## Extrait source

Mais développons une autre considération plus philosophique.

 

Vouloir se « réconcilier » avec les principes de 1789,  et sa déclaration des droits de l’homme,  c’est une utopie parce ces principes et cette déclaration  n’ont aucunement, quoi qu’en dise le Père Congar,  leur fondement en Dieu et  en l’Evangile.

 

C’est ce que je voudrais montre en cette dernière partie.

 

La trilogie  révolutionnaire : « liberté, égalité, fraternité » telle que conçue par la philosophie des Lumières n’est nullement conçue dans l’esprit évangélique, dans l’esprit de la Révélation. Bien au contraire. Dans la Révélation, les mots y sont bien contenus. Certes. Pour le mot « liberté », voyez l’épître de Saint Paul aux Galates : Gal 5 13 : « Mes frères, vous avez été appelés à la liberté ; seulement ne faites pas de cette liberté un prétexte pour vivre selon la chair, mais rendez-vous, par la charité, serviteurs les uns des autres ». Pour « l’égalité », voyez encore l’épître aux Galates.  Pour la « Fraternité », voyez l’épître de saint Paul aux Romains : Rm 12 10 : « Quant à l’amour fraternel soyez pleins d’affection les uns pour les autres ».  Mais des Epîtres de Saint Paul à la « Déclaration des droits de l’homme », il y a un monde. L’esprit en est radicalement différent.

## Tâche à traiter
Prolongez le texte sur les principes de 1789 et l'Évangile au-delà de sa dernière phrase. Les enregistrements proviennent d'une source distincte de ce texte.

## Enregistrements
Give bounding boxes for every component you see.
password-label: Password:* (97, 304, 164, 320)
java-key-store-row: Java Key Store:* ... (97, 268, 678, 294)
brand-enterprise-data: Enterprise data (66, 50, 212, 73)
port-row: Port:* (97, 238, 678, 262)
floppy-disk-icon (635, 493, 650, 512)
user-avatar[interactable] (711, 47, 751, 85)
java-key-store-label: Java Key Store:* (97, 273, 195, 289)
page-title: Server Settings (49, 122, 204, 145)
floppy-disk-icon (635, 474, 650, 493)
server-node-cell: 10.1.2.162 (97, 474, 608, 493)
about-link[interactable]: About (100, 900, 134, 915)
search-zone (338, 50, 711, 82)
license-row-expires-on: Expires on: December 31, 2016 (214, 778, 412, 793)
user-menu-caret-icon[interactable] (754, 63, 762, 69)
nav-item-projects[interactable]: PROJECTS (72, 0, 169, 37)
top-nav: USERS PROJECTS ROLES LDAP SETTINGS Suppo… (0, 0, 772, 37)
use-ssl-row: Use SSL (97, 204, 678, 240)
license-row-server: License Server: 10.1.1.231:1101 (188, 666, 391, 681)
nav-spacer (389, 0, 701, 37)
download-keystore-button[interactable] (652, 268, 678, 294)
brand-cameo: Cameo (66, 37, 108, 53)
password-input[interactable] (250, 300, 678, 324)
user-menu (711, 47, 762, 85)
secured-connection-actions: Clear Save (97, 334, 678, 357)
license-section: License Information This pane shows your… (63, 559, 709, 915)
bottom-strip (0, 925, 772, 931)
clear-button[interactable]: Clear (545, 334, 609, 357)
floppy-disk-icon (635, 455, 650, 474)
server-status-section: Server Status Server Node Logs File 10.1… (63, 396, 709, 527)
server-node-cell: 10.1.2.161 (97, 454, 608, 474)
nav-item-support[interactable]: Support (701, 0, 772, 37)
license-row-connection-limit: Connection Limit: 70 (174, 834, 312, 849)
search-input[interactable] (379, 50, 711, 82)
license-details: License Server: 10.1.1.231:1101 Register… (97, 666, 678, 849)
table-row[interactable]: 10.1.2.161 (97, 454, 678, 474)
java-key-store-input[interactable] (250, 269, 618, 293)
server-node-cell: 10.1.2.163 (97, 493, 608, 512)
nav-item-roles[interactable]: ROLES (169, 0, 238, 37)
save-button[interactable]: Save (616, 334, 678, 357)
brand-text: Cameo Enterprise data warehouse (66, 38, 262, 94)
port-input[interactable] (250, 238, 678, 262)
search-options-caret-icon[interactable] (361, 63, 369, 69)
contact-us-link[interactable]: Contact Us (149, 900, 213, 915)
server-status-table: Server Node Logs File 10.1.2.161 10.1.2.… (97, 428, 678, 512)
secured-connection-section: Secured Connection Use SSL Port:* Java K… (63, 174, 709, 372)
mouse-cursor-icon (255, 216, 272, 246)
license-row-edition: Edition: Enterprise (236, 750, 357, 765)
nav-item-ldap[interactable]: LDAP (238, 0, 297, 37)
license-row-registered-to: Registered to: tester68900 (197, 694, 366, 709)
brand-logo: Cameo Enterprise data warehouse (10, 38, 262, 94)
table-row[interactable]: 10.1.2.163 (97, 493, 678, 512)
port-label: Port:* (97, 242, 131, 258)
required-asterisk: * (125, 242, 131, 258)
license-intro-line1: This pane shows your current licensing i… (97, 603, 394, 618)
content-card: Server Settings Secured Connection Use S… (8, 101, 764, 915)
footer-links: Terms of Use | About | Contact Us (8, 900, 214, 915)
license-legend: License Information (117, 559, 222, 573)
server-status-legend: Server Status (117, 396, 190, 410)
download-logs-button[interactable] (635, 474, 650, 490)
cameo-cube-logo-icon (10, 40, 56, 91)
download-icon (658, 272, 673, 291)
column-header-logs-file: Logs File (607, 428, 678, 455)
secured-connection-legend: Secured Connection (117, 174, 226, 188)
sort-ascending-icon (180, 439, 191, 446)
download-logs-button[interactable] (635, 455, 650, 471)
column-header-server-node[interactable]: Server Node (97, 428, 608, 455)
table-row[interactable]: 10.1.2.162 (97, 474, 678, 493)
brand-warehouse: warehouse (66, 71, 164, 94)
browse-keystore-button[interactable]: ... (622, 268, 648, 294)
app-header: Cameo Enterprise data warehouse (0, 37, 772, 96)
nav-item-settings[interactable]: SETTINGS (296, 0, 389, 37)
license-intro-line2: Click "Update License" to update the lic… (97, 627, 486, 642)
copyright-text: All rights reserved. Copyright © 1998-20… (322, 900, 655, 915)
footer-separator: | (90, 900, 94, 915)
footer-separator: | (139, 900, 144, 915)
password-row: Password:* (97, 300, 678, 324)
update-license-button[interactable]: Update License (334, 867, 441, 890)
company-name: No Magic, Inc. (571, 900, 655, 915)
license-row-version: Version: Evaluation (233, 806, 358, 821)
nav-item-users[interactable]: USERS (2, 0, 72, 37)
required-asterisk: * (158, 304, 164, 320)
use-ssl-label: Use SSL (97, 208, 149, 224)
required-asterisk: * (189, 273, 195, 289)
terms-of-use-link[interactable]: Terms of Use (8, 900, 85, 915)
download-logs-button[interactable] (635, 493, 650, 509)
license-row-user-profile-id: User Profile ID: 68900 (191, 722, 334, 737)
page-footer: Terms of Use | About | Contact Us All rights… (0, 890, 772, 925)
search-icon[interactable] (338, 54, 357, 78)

## La réponse
 

Ici,  je fonderai ma critique d’abord sur la doctrine du  Père de Clorivière S.J.,  sur  son commentaire de la  « Déclaration des droits de l’homme ». C’est tout simplement excellent. 

 

Nous verrons clairement que la liberté invoquée par la « Déclaration des droit de l’homme », n’a rien à voir avec la liberté chrétienne, don  surnaturel, obtenu par grâce divine. Cette « déclaration des droits de l’homme et du citoyen» a été élaborée dans une hostilité claire à Dieu et à son Christ à tel point que l’on peut légitimement parler de la déclaration des « Droits de l’homme » sans Dieu qui a détruit la civilisation chrétienne. C’était sa raison d’être.

 

C’est, du reste, la pensée d’un pape, la pensée de Benoît XV

 

Il écrivait  le 7 mars 1917 : « Depuis les trois premiers siècles et les origines de l’Eglise,  au cours desquels le sang des chrétiens féconda la terre entière, on peut dire que jamais l’Eglise ne  connut un tel danger que celui qui se manifesta à la fin du XVIII siècle. C’est alors, en effet, qu’une philosophie en délire, prolongement de l’hérésie et de l’apostasie des Novateurs, acquit sur les esprits une puissance universelle de séduction et provoqua un bouleversement total, avec le propos déterminé de ruiner les fondement chrétiens de la société, non seulement en France, mais, peu à peu, dans toutes les nations ».  « Ainsi, comme on faisait profession de rejeter publiquement l’autorité de l’Eglise, et qu’on avait cessé de tenir la Religion pour la gardienne et la sauvegarde du droit, du devoir et de l’ordre dans la cité, on se plut à placer dans le peuple, et non en Dieu, l’origine du pouvoir, à prétendre qu’entre les hommes, l’égalité de nature entraîne l’égalité des droits, que l’argument du bon plaisir définit ce qui est permis, en exceptant ce qu’interdirait la loi, que rien n’a force de loi s’il n’émane d’une décision de la multitude ».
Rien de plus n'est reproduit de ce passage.